PAGE =
↓

Le véhicule autonome, une solution contre les embouteillages à Abidjan

J’ai rejoint il y a quelques mois mon nouveau poste d’affectation à Abidjan, en Côte d’Ivoire, le pays de Félix Houphouët-Boigny, Bernard Dadié, Alpha Blondy, A’salfo, Michel Gohou, Didier Drogba, Murielle Ahouré et bien d’autres célébrités qui font rayonner son nom à travers le monde.

La première chose qui m’a marquée quand je suis arrivé dans ce pays, c’est l’existence d’un réseau routier urbain non négligeable en comparaison à d’autres capitales africaines que j’ai eu l’opportunité de visiter.

Il existe de grandes avenues qui vont du nord au sud et de l’est à l’ouest d’Abidjan. Cependant quelle densité du trafic aux heures de pointe, j’ai envie de dire, quels embouteillages monstres, qui dévoilent combien ce réseau routier urbain est insuffisant et inadéquat pour accommoder les 5 millions d’Abidjanais, soit 21 % de la population totale de Côte d’Ivoire.

Moi à qui il fallait entre 10 minutes et 20 minutes pour me rendre au travail à n’importe quel moment de la journée, quel choc et quel changement brutal de me voir obligé d’aller à mon travail tous les matins avant 6h45 afin d’éviter ces embouteillages et de reprendre le chemin retour avant 17h en fin de journée ou alors de se voir obligé de rester au Bureau jusqu’à 21h pour éviter d’affronter la horde des véhicules qui envahissent les différents boulevards abidjanais.

Cette horde est composée de véhicules personnels, des taxis, des « woro-woro », des « gbakas», ces minicars de transport en commun de 18 places du siècle dernier, qu’on se pose la question de savoir comment elles arrivent encore à rouler, ou alors par quel miracle ils arrivent à passer le contrôle technique qui les autorise à circuler, le tout dans un concert de klaxons stridents.

Pour ce qui ne connaissent pas Abidjan, les « woro-woro », sont des taxis collectifs à prix forfaitaire, et dont les couleurs dépendent des communes, bleu pour Yopougon, jaune pour la commune de Cocody, jaune Abobo, vert pour Adjamé, Marcory et Koumassi.

Les conducteurs de ces véhicules vous donnent l’impression qu’un code de la route a été élaboré spécialement pour cette ville et celui-ci est interprété par chacun à sa guise. C’est à qui peut passer le premier, refus de priorité, pas de respect ni de la signalisation horizontale, ni celle verticale à l’exemple des panneaux « Stop» à l’entrée des ronds-points, dépassement à droite, multiplication des files jusqu’à bloquer la voie opposée, non-respect des feux de signalisation, et j’en passe. Ce qui me fait dire, qu’à chaque fois rentré chez-moi, que c’est un miracle que le véhicule n’ait subi aucune éraflure.

↑

Selon la page sur les embouteillages à Abidjan, combien d'habitants compte Abidjan et quelle part de la population ivoirienne représentent-ils ?

EXTRAITS DE DONNÉES =
↓

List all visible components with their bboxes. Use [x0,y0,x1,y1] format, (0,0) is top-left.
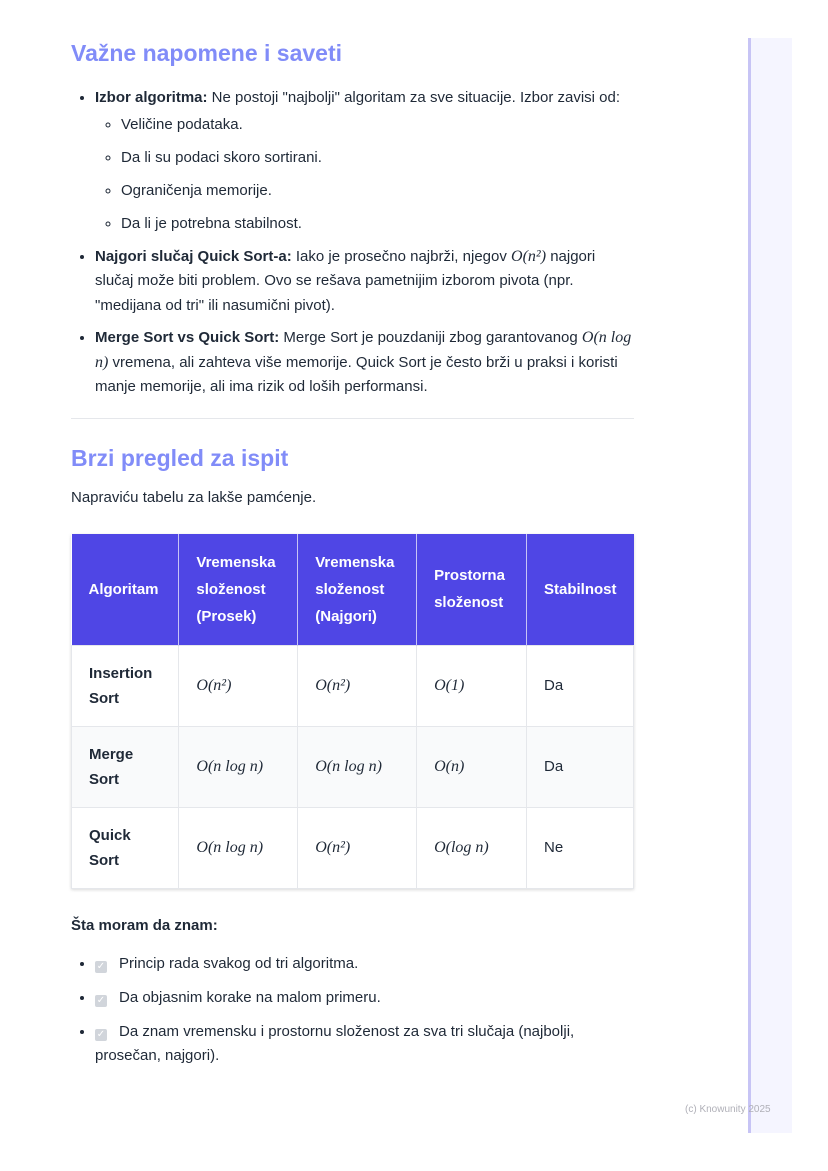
table-cell: O(n) [416,725,527,808]
sub-list: Veličine podataka. Da li su podaci skoro… [95,113,634,237]
table-row: Quick Sort O(n log n) O(n²) O(log n) Ne [70,806,635,889]
footer-copyright: (c) Knowunity 2025 [685,1104,771,1115]
document-content: Važne napomene i saveti Izbor algoritma:… [70,36,635,1078]
table-cell: Da [525,725,635,808]
checkbox-checked-icon[interactable]: ✓ [95,994,107,1007]
table-header: Vremenska složenost (Prosek) [178,533,299,645]
table-cell: O(n²) [297,644,418,727]
item-label: Izbor algoritma: [95,89,208,106]
checklist-text: Da objasnim korake na malom primeru. [119,988,381,1006]
table-cell: Insertion Sort [70,644,180,727]
item-text: vremena, ali zahteva više memorije. Quic… [95,353,618,396]
side-panel [748,38,792,1133]
sub-list-item: Da li su podaci skoro sortirani. [121,146,634,171]
item-label: Merge Sort vs Quick Sort: [95,329,280,346]
table-cell: Da [525,644,635,727]
table-row: Merge Sort O(n log n) O(n log n) O(n) Da [70,725,635,808]
table-cell: Merge Sort [70,725,180,808]
tips-list: Izbor algoritma: Ne postoji "najbolji" a… [71,86,634,400]
table-cell: O(n²) [297,806,418,889]
checklist-text: Da znam vremensku i prostornu složenost … [95,1022,575,1064]
math-expression: O(n²) [511,247,547,265]
table-header: Vremenska složenost (Najgori) [297,533,418,645]
table-header: Stabilnost [526,533,634,645]
list-item: Merge Sort vs Quick Sort: Merge Sort je … [95,326,634,400]
sub-list-item: Ograničenja memorije. [121,179,634,204]
item-label: Najgori slučaj Quick Sort-a: [95,247,292,265]
item-text: Ne postoji "najbolji" algoritam za sve s… [207,89,621,106]
know-title: Šta moram da znam: [71,916,218,934]
checklist-text: Princip rada svakog od tri algoritma. [119,954,359,972]
table-cell: O(n log n) [178,725,299,808]
item-text: Merge Sort je pouzdaniji zbog garantovan… [279,329,582,346]
table-header-row: Algoritam Vremenska složenost (Prosek) V… [71,533,634,645]
checklist: ✓ Princip rada svakog od tri algoritma. ✓… [71,952,634,1068]
table-cell: O(log n) [416,806,527,889]
table-row: Insertion Sort O(n²) O(n²) O(1) Da [70,644,635,727]
list-item: Najgori slučaj Quick Sort-a: Iako je pro… [95,245,634,319]
sub-list-item: Da li je potrebna stabilnost. [121,212,634,237]
checkbox-checked-icon[interactable]: ✓ [95,960,107,973]
list-item: Izbor algoritma: Ne postoji "najbolji" a… [95,86,634,236]
item-text: najgori slučaj može biti problem. Ovo se… [95,247,596,314]
table-cell: O(n log n) [178,806,299,889]
table-cell: O(n log n) [297,725,418,808]
checklist-item: ✓Da znam vremensku i prostornu složenost… [95,1020,634,1068]
section-title-overview: Brzi pregled za ispit [71,444,289,471]
checklist-item: ✓ Da objasnim korake na malom primeru. [95,986,634,1010]
sub-list-item: Veličine podataka. [121,113,634,138]
table-cell: O(1) [416,644,527,727]
intro-text: Napraviću tabelu za lakše pamćenje. [71,488,317,506]
table-cell: Quick Sort [70,806,180,889]
math-expression: O(n log n) [95,329,632,371]
table-cell: O(n²) [178,644,299,727]
table-header: Prostorna složenost [416,533,527,645]
checkbox-checked-icon[interactable]: ✓ [95,1028,107,1041]
complexity-table: Algoritam Vremenska složenost (Prosek) V… [70,533,635,889]
table-header: Algoritam [71,533,180,645]
item-text: Iako je prosečno najbrži, njegov [291,247,512,265]
section-title-tips: Važne napomene i saveti [71,40,343,66]
divider [71,417,634,419]
checklist-item: ✓ Princip rada svakog od tri algoritma. [95,952,634,976]
table-cell: Ne [525,806,635,889]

↑

RÉPONSE À L'EXERCICE =
5 millions d'Abidjanais, soit 21 % de la population totale de Côte d'Ivoire.